>>>>>
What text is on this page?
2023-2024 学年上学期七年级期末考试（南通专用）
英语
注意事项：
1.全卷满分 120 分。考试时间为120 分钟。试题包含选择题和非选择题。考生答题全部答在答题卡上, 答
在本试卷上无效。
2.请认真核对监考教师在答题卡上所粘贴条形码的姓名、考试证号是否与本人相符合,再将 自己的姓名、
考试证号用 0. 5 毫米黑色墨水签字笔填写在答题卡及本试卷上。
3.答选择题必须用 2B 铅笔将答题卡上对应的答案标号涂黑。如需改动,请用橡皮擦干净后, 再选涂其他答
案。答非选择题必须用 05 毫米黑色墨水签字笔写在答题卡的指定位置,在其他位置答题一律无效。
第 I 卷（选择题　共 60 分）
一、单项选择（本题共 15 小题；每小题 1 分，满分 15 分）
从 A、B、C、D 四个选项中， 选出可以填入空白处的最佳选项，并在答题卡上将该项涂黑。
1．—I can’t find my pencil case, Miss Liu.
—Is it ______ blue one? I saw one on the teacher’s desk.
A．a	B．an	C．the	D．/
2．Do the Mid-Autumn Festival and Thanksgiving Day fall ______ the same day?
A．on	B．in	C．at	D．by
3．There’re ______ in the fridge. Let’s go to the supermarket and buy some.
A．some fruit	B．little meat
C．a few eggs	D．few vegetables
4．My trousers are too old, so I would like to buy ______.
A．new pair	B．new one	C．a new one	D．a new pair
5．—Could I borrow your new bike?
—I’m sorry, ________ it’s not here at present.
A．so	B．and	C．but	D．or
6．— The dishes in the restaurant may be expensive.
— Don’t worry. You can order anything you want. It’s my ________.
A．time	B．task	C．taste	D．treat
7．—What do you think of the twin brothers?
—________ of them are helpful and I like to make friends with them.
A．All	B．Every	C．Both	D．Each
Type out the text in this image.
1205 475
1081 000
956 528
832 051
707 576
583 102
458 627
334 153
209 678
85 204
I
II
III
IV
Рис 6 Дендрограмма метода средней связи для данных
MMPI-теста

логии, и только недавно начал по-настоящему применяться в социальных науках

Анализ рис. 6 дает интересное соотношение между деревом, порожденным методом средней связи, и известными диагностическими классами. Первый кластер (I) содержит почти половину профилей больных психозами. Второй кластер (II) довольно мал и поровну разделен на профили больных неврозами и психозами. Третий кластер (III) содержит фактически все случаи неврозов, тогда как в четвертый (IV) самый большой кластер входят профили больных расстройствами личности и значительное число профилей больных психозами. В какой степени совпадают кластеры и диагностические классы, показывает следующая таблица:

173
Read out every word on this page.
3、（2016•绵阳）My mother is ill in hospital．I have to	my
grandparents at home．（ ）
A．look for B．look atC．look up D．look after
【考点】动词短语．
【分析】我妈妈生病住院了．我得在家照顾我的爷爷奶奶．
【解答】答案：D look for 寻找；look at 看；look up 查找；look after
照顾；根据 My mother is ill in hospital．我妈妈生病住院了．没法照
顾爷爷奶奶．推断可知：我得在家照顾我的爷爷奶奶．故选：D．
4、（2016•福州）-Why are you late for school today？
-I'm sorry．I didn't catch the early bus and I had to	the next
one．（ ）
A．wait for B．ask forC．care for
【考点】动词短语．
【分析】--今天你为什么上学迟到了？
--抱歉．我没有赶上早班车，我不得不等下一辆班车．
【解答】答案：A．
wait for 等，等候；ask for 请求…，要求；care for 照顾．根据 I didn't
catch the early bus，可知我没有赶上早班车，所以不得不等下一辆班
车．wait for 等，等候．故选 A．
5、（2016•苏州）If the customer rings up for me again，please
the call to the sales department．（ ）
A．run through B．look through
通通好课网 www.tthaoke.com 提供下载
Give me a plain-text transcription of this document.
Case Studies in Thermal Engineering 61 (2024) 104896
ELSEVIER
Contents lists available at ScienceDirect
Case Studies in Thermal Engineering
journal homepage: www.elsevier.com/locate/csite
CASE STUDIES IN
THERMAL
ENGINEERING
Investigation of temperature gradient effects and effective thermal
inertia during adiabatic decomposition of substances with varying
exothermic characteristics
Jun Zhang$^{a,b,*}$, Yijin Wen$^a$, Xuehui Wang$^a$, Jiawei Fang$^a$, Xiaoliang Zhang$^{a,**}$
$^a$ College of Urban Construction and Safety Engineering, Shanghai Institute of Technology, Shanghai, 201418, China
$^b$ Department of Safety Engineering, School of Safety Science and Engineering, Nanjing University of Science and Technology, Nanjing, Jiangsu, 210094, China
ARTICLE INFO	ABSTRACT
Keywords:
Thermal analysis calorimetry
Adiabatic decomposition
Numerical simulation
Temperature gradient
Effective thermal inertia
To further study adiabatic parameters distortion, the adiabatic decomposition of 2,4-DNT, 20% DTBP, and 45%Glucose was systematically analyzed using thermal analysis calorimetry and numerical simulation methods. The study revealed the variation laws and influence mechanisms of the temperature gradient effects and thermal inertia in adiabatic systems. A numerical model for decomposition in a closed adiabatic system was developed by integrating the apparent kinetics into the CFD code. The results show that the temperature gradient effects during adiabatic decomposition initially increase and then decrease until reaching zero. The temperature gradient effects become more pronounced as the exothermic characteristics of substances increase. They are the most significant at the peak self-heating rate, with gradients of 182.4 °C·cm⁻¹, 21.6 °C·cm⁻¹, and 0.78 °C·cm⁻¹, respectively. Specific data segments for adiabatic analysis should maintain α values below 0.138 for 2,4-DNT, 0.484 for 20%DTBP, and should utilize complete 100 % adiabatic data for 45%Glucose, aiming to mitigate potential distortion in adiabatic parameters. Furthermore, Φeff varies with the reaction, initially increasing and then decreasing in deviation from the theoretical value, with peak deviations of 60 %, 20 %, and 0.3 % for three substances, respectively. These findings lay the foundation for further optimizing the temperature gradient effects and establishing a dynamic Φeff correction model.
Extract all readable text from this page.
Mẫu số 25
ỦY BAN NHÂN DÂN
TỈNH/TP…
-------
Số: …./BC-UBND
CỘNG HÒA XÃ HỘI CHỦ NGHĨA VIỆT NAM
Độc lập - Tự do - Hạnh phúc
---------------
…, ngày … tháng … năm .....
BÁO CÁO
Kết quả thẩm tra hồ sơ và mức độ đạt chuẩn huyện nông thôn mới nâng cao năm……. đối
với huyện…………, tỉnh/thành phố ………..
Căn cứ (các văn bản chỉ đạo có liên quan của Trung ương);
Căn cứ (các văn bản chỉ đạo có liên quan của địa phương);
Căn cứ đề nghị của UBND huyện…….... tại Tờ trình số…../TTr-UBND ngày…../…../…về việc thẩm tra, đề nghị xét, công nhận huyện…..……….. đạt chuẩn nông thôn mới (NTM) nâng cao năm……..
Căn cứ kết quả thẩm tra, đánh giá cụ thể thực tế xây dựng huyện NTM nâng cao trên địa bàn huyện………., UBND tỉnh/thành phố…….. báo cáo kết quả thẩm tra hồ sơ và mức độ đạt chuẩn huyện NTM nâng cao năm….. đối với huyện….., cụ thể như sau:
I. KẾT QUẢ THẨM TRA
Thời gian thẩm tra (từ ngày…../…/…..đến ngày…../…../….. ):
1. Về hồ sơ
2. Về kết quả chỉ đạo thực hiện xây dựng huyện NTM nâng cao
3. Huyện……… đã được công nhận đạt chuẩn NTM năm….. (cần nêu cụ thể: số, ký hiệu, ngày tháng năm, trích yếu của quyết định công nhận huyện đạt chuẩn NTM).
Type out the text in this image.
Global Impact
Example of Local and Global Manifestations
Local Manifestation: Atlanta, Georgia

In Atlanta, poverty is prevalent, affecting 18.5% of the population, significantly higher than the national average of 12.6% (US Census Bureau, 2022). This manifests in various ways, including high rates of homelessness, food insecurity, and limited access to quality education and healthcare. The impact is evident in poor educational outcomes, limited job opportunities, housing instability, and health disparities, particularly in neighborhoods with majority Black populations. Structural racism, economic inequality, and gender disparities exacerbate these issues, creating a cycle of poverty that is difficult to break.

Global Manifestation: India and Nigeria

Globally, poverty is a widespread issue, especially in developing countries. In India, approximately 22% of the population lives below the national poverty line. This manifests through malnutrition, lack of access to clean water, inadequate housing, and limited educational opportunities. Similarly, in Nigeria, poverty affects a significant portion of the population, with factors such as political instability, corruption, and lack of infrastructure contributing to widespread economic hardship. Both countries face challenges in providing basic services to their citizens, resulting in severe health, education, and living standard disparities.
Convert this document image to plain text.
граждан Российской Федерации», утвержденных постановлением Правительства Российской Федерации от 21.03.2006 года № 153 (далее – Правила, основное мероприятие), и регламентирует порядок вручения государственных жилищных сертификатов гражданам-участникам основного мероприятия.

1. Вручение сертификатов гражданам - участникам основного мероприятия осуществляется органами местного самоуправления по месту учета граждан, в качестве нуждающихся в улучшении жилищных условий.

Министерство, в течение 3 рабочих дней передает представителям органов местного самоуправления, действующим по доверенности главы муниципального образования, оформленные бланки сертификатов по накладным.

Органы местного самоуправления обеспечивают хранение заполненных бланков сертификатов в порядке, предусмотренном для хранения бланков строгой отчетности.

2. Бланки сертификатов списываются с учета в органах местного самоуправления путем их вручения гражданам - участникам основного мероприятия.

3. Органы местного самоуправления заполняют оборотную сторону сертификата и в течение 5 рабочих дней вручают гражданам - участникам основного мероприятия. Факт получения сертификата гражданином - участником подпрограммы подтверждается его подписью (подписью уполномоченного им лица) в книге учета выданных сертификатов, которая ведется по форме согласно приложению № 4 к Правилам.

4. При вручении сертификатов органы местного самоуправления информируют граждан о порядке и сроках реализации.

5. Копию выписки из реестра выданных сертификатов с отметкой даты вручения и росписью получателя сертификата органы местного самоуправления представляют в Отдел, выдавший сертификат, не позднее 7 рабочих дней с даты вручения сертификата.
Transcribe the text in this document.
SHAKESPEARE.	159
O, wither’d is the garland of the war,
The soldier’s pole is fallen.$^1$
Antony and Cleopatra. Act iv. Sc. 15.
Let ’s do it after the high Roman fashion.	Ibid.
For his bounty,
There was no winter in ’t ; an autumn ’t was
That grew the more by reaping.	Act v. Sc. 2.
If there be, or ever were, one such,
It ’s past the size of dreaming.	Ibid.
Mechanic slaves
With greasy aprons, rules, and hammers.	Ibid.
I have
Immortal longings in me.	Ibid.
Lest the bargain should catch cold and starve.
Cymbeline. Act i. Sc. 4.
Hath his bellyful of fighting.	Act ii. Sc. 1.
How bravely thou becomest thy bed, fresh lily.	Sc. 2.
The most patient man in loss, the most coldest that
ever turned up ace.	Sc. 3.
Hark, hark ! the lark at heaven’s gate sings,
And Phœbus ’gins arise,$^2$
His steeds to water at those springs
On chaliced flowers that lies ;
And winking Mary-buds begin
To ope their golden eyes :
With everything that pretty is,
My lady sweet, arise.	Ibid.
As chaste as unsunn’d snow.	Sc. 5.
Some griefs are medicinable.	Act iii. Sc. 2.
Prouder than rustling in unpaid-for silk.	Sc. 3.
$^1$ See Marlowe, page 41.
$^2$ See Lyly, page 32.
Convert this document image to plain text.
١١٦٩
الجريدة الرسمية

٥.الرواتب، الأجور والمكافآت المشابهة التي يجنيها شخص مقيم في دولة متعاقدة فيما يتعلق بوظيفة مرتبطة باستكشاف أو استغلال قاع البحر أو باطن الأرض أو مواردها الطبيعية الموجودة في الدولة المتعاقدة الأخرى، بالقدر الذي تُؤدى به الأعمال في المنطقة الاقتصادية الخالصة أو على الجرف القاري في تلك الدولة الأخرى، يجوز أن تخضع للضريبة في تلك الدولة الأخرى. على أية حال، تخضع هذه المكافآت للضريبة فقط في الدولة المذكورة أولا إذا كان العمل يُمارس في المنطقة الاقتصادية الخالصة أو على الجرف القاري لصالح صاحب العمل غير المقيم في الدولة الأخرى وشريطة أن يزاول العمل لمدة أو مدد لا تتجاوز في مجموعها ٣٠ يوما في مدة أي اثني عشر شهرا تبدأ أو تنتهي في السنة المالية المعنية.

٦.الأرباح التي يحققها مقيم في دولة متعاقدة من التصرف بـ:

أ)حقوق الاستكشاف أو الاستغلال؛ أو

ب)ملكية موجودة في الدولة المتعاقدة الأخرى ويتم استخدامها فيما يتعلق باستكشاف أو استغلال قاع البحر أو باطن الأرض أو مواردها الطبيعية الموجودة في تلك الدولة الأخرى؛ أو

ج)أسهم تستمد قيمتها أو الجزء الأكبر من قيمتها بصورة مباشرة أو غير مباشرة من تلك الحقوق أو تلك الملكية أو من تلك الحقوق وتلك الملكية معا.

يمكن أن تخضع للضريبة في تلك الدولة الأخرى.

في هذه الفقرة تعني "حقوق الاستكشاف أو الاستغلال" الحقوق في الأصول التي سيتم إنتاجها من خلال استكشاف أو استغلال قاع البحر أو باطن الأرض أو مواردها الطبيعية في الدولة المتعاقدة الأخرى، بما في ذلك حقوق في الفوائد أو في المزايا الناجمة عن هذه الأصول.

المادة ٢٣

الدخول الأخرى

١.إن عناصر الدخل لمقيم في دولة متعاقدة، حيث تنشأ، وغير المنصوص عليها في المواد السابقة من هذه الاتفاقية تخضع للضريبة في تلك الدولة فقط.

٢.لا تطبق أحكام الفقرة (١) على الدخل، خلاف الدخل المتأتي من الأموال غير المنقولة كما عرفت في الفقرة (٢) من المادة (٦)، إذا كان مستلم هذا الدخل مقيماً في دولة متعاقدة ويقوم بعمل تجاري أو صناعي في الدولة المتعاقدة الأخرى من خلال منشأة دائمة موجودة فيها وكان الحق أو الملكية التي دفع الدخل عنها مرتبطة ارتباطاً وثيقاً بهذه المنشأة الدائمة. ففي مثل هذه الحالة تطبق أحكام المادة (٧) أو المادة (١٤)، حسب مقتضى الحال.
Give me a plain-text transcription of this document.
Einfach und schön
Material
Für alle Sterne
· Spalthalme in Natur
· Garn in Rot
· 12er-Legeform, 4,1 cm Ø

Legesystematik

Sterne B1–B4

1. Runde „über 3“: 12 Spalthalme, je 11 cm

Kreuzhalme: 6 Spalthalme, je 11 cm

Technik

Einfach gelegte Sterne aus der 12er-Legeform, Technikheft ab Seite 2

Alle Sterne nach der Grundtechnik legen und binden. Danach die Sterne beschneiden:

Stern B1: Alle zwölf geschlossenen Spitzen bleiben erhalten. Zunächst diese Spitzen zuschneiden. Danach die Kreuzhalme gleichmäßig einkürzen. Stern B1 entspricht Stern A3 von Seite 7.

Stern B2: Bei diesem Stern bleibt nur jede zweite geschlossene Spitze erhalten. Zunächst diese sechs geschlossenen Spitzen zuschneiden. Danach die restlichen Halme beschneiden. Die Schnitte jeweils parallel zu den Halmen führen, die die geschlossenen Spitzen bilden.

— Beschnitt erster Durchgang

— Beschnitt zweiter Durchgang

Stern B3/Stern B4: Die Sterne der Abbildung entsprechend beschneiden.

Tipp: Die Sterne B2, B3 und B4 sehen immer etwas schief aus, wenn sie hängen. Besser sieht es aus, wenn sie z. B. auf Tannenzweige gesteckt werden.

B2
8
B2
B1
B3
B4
<<<<<
§ **GIVEN REQUEST**
State how many lines of the listing hold the string "الاستكشاف"; reply with the number and nothing else.

§ **REPLY TO THE EXERCISE**
2